Start of Material supplied
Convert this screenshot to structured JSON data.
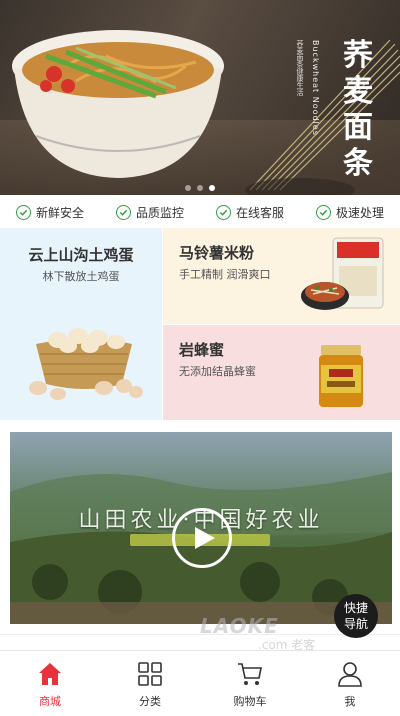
{
  "banner": {
    "title_cn": "荞麦面条",
    "title_en": "Buckwheat Noodles",
    "small_text": "荞麦面条健康生活",
    "slide_count": 3,
    "active_slide": 2
  },
  "features": [
    {
      "label": "新鲜安全",
      "icon": "check-circle-icon"
    },
    {
      "label": "品质监控",
      "icon": "check-circle-icon"
    },
    {
      "label": "在线客服",
      "icon": "check-circle-icon"
    },
    {
      "label": "极速处理",
      "icon": "check-circle-icon"
    }
  ],
  "products": {
    "eggs": {
      "title": "云上山沟土鸡蛋",
      "subtitle": "林下散放土鸡蛋"
    },
    "vermicelli": {
      "title": "马铃薯米粉",
      "subtitle": "手工精制 润滑爽口"
    },
    "honey": {
      "title": "岩蜂蜜",
      "subtitle": "无添加结晶蜂蜜"
    }
  },
  "video": {
    "caption": "山田农业·中国好农业",
    "play_icon": "play-icon"
  },
  "quick_nav": {
    "line1": "快捷",
    "line2": "导航"
  },
  "watermark": {
    "text": "LAOKE",
    "sub": ".com 老客"
  },
  "bottom_nav": [
    {
      "label": "商城",
      "icon": "home-icon",
      "active": true
    },
    {
      "label": "分类",
      "icon": "category-icon",
      "active": false
    },
    {
      "label": "购物车",
      "icon": "cart-icon",
      "active": false
    },
    {
      "label": "我",
      "icon": "user-icon",
      "active": false
    }
  ],
  "colors": {
    "accent": "#e8333b",
    "check": "#2ea043"
  }
}
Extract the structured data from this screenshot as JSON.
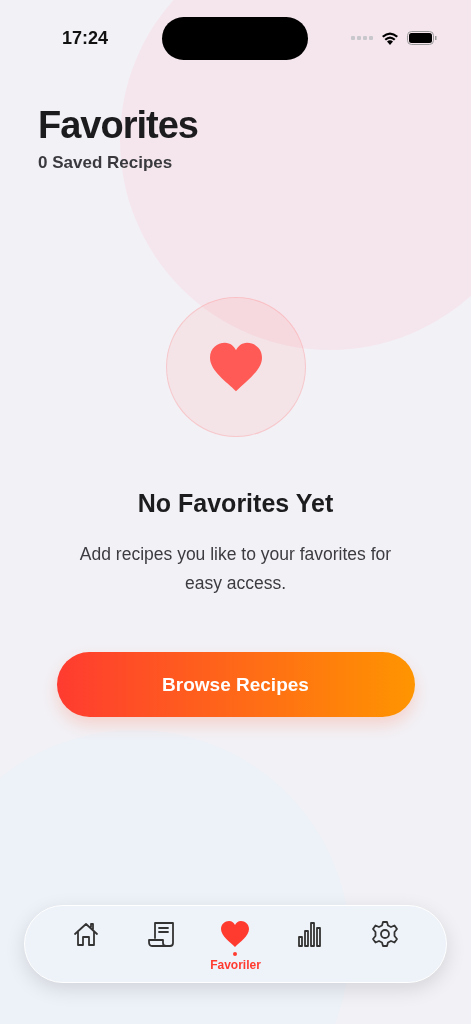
{
  "status_bar": {
    "time": "17:24"
  },
  "header": {
    "title": "Favorites",
    "subtitle": "0 Saved Recipes"
  },
  "empty_state": {
    "title": "No Favorites Yet",
    "message": "Add recipes you like to your favorites for easy access.",
    "button": "Browse Recipes"
  },
  "tab_bar": [
    {
      "kind": "home",
      "selected": false
    },
    {
      "kind": "recipes",
      "selected": false
    },
    {
      "kind": "favorites",
      "selected": true,
      "label": "Favoriler"
    },
    {
      "kind": "stats",
      "selected": false
    },
    {
      "kind": "settings",
      "selected": false
    }
  ]
}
End of Material supplied
## Written exercise
Omit all pictures while transcribing the entries verbatim.

## Exercise output
Convert this screenshot to structured JSON data.
{
  "banner": {
    "title_cn": "荞麦面条",
    "title_en": "Buckwheat Noodles",
    "small_text": "荞麦面条健康生活",
    "slide_count": 3,
    "active_slide": 2
  },
  "features": [
    {
      "label": "新鲜安全",
      "icon": "check-circle-icon"
    },
    {
      "label": "品质监控",
      "icon": "check-circle-icon"
    },
    {
      "label": "在线客服",
      "icon": "check-circle-icon"
    },
    {
      "label": "极速处理",
      "icon": "check-circle-icon"
    }
  ],
  "products": {
    "eggs": {
      "title": "云上山沟土鸡蛋",
      "subtitle": "林下散放土鸡蛋"
    },
    "vermicelli": {
      "title": "马铃薯米粉",
      "subtitle": "手工精制 润滑爽口"
    },
    "honey": {
      "title": "岩蜂蜜",
      "subtitle": "无添加结晶蜂蜜"
    }
  },
  "video": {
    "caption": "山田农业·中国好农业",
    "play_icon": "play-icon"
  },
  "quick_nav": {
    "line1": "快捷",
    "line2": "导航"
  },
  "watermark": {
    "text": "LAOKE",
    "sub": ".com 老客"
  },
  "bottom_nav": [
    {
      "label": "商城",
      "icon": "home-icon",
      "active": true
    },
    {
      "label": "分类",
      "icon": "category-icon",
      "active": false
    },
    {
      "label": "购物车",
      "icon": "cart-icon",
      "active": false
    },
    {
      "label": "我",
      "icon": "user-icon",
      "active": false
    }
  ],
  "colors": {
    "accent": "#e8333b",
    "check": "#2ea043"
  }
}
Extract the structured data from this screenshot as JSON.
{
  "status_bar": {
    "time": "17:24"
  },
  "header": {
    "title": "Favorites",
    "subtitle": "0 Saved Recipes"
  },
  "empty_state": {
    "title": "No Favorites Yet",
    "message": "Add recipes you like to your favorites for easy access.",
    "button": "Browse Recipes"
  },
  "tab_bar": [
    {
      "kind": "home",
      "selected": false
    },
    {
      "kind": "recipes",
      "selected": false
    },
    {
      "kind": "favorites",
      "selected": true,
      "label": "Favoriler"
    },
    {
      "kind": "stats",
      "selected": false
    },
    {
      "kind": "settings",
      "selected": false
    }
  ]
}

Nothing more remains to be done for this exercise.